** The input **
++++++++++++++++++++

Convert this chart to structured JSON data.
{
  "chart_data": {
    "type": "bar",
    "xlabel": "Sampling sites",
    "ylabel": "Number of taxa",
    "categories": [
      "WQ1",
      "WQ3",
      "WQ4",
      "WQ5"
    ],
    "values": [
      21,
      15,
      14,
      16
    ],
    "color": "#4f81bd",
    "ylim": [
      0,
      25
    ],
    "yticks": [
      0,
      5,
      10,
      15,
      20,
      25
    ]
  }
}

++++++++++++++++++++

** Given exercise **
Extract every record and return it verbatim.

** Expected answer **
Convert this chart to structured JSON data.
{
  "chart_data": {
    "type": "bar",
    "xlabel": "Sampling sites",
    "ylabel": "Number of taxa",
    "categories": [
      "WQ1",
      "WQ3",
      "WQ4",
      "WQ5"
    ],
    "values": [
      21,
      15,
      14,
      16
    ],
    "color": "#4f81bd",
    "ylim": [
      0,
      25
    ],
    "yticks": [
      0,
      5,
      10,
      15,
      20,
      25
    ]
  }
}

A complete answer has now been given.